Available records
════════
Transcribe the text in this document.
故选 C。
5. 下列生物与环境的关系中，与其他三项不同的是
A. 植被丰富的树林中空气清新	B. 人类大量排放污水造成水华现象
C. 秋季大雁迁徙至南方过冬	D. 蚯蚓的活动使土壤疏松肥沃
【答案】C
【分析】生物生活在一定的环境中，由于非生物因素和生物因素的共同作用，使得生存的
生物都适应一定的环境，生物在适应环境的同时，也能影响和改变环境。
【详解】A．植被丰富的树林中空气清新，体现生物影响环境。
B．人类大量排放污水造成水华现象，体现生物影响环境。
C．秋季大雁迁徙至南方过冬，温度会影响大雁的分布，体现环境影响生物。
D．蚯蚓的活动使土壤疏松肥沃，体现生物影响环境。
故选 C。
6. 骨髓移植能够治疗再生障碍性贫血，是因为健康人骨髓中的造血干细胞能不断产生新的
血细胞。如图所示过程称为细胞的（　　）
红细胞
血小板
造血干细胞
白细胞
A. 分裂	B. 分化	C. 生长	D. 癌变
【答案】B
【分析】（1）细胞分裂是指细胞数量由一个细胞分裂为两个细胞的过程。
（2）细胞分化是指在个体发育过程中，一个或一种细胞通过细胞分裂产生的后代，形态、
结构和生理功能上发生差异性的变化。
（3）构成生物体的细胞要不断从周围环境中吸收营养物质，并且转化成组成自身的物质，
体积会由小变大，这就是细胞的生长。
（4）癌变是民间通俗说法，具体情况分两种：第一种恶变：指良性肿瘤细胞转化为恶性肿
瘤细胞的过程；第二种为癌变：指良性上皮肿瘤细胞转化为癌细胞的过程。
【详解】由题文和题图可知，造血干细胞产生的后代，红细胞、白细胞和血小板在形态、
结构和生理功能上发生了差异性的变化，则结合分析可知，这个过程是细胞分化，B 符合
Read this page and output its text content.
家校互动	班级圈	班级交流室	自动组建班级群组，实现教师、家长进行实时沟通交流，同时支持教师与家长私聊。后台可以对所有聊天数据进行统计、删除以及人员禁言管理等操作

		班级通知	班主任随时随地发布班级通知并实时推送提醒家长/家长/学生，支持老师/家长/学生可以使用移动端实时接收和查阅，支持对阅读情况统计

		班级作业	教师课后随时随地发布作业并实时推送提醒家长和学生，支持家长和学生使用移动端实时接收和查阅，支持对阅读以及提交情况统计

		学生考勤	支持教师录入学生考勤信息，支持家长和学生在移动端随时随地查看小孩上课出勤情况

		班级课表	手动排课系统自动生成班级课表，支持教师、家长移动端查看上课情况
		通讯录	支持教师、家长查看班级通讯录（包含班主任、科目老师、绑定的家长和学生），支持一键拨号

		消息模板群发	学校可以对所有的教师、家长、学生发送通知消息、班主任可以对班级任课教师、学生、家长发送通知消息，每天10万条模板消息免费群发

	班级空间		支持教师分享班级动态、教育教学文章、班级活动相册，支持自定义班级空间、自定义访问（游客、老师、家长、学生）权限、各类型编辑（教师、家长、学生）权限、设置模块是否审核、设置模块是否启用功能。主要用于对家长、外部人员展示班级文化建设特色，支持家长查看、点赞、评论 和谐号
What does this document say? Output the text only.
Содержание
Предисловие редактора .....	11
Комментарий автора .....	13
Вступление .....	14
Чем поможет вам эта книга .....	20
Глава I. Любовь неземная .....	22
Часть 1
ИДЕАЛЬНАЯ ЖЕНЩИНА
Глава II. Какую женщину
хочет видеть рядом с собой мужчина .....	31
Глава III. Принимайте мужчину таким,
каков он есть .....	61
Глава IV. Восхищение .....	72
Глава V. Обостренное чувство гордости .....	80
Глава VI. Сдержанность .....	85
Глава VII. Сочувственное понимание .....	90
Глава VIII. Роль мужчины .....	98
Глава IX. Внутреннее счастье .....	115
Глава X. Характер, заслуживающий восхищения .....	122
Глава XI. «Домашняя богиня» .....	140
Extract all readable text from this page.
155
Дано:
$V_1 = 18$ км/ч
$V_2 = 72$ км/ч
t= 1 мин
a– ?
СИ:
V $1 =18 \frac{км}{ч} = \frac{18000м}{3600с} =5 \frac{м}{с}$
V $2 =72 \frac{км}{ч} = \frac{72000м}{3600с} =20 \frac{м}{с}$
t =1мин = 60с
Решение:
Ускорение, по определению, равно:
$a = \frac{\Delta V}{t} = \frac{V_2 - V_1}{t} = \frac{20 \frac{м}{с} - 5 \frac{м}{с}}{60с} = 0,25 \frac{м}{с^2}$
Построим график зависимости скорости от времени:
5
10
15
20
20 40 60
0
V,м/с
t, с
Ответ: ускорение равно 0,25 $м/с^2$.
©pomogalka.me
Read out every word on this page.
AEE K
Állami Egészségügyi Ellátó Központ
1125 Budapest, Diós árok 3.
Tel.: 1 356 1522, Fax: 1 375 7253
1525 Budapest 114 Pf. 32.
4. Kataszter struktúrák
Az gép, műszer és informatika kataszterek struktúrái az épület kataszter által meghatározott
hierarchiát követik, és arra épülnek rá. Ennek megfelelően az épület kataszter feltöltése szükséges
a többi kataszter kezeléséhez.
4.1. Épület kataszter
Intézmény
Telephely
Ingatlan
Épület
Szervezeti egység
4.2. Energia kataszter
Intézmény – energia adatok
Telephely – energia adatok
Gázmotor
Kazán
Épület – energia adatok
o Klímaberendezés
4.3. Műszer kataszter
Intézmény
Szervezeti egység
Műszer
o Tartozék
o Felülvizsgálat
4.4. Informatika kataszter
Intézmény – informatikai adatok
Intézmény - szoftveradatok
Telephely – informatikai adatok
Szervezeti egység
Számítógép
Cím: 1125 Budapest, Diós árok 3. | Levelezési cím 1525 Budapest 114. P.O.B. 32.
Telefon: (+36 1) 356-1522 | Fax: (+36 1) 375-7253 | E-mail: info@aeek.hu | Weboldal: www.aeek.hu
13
════════
Work to do
Where a line above contains the string "page", copy that line.

Final result
Read this page and output its text content.
Extract all readable text from this page.
Read out every word on this page.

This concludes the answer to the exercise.